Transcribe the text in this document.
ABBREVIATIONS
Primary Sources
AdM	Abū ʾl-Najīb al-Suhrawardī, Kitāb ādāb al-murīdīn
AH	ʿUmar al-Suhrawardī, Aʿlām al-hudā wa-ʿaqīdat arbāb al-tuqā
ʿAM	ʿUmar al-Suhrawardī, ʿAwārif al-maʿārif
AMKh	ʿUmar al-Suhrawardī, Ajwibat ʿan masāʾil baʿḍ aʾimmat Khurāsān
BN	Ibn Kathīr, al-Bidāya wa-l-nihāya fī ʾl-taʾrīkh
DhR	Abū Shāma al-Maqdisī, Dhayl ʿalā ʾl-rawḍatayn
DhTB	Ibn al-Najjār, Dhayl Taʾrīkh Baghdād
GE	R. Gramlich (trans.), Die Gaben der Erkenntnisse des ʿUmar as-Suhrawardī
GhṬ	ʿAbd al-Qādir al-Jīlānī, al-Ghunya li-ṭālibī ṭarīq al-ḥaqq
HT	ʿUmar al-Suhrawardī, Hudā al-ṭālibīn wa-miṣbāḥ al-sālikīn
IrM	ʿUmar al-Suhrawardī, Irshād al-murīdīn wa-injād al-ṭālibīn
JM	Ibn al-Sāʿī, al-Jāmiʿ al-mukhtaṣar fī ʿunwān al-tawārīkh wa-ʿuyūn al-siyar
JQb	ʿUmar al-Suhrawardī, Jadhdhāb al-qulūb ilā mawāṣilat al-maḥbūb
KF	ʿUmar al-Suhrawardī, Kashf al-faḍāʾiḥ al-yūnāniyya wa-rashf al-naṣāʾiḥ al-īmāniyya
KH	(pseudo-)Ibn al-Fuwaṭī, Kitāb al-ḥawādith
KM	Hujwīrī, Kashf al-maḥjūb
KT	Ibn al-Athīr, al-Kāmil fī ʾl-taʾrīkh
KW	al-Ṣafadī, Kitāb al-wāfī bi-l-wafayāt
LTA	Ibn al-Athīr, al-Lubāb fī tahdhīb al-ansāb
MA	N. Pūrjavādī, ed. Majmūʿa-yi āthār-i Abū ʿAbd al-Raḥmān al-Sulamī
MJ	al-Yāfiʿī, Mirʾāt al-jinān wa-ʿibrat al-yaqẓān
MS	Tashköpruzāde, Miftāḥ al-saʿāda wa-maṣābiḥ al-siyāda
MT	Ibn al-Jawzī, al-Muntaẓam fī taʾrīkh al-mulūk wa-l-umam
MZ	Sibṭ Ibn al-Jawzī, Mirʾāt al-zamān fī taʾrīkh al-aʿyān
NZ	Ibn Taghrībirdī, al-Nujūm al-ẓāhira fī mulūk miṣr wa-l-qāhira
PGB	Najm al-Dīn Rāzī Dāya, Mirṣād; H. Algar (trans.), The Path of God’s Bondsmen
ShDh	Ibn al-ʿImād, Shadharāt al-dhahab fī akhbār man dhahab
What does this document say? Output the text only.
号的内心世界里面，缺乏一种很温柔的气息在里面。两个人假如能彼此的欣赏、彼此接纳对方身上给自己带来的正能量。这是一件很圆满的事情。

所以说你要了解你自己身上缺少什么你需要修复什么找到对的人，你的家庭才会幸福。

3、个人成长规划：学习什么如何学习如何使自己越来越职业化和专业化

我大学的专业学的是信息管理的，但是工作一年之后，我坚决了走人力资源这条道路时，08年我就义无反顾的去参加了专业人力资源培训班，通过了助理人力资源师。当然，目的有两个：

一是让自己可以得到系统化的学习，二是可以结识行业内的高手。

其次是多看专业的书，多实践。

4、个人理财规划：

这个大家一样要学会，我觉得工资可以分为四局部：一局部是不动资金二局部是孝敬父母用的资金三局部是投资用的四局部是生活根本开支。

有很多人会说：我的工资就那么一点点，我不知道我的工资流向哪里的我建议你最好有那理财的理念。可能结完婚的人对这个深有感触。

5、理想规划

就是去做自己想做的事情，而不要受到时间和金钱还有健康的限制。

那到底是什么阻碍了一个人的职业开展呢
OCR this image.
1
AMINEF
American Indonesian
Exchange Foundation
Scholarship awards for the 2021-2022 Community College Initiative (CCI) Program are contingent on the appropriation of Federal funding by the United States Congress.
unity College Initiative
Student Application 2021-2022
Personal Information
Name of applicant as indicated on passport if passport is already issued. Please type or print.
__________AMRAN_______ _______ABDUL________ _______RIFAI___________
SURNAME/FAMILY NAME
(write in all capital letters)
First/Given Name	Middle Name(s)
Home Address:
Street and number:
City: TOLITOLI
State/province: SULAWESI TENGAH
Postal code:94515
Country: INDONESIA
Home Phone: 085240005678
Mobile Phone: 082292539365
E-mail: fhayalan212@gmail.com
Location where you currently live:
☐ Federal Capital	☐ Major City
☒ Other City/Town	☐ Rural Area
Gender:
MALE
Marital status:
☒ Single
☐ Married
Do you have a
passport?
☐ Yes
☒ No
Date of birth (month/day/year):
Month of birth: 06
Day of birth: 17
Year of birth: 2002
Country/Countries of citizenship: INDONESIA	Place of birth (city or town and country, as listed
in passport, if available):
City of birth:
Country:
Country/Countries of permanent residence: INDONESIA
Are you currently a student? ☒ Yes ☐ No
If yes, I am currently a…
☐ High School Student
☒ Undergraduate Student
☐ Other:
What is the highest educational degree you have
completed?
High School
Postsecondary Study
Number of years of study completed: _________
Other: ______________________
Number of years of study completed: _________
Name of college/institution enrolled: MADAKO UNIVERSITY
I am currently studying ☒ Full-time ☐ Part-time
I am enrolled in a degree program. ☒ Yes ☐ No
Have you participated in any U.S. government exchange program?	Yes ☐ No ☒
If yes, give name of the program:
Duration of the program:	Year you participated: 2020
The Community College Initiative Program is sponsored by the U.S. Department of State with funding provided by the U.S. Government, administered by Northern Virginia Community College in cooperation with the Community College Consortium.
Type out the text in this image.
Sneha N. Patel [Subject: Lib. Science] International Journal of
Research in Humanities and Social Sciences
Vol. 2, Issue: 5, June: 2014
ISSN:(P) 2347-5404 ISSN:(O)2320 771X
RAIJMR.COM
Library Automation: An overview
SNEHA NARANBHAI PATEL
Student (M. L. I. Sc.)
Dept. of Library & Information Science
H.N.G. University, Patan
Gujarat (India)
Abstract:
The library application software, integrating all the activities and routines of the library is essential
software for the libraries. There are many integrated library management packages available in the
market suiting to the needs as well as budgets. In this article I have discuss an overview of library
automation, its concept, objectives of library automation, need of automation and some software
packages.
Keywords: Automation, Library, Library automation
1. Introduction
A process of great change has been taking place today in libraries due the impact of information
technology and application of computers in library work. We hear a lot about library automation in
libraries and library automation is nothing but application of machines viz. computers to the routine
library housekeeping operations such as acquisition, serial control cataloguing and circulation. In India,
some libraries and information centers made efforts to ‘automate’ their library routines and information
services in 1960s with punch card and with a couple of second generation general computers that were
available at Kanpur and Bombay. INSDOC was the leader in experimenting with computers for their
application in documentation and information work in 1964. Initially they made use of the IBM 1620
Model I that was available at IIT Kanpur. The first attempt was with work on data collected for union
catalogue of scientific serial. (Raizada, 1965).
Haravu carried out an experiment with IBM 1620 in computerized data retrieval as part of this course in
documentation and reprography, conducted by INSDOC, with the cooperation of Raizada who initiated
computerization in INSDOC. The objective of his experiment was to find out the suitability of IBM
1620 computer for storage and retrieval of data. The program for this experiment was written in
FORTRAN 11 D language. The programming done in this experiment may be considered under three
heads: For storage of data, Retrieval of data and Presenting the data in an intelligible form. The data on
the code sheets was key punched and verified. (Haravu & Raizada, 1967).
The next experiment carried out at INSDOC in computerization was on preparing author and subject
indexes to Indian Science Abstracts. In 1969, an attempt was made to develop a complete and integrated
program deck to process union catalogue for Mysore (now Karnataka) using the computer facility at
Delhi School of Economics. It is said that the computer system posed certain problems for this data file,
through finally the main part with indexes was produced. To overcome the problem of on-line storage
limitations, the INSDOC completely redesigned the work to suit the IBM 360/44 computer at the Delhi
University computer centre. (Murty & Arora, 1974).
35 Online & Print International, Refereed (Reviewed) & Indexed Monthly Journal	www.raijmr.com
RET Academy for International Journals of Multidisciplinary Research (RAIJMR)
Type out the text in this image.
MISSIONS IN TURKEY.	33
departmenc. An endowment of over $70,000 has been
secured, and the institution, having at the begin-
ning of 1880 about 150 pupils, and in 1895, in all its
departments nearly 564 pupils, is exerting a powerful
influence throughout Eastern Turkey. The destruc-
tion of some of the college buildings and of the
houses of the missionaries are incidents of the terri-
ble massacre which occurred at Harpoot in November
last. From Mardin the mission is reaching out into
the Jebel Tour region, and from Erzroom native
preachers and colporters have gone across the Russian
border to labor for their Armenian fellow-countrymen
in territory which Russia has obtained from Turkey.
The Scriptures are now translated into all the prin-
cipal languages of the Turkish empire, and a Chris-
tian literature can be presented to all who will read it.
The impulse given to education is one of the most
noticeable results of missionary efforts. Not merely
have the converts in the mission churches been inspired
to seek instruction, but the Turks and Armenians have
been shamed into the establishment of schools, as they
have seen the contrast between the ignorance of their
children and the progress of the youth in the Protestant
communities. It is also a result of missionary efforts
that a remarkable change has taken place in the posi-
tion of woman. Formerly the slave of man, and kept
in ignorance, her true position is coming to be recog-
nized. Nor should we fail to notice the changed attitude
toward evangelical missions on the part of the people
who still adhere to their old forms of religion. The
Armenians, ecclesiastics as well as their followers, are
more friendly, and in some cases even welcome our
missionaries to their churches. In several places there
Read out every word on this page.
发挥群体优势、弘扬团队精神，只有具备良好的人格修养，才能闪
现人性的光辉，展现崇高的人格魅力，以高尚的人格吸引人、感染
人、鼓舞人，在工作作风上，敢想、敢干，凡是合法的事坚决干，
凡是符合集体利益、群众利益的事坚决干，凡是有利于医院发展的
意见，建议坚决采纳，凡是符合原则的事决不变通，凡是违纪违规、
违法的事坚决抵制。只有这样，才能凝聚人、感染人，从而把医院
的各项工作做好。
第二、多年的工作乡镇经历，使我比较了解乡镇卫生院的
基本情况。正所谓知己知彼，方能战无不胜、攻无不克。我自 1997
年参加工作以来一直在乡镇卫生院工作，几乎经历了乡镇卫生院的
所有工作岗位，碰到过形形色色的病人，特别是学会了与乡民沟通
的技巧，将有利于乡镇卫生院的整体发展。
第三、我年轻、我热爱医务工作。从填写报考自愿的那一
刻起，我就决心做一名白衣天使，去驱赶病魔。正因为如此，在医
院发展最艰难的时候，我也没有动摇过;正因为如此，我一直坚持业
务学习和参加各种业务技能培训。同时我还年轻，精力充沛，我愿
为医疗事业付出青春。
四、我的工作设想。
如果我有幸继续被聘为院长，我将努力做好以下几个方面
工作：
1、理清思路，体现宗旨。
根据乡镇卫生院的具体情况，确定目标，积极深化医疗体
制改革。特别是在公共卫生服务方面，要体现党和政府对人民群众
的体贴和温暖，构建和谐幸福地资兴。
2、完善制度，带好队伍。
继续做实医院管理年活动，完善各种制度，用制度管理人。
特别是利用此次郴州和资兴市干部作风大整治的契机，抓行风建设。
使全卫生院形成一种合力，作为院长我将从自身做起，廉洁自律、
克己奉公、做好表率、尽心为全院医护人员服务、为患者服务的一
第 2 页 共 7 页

====

## TASK BRIEF
Extract all lines from the material above that include the word "attempt".

## ANSWER TO THIS EXERCISE
Model I that was available at IIT Kanpur. The first attempt was with work on data collected for union
indexes to Indian Science Abstracts. In 1969, an attempt was made to develop a complete and integrated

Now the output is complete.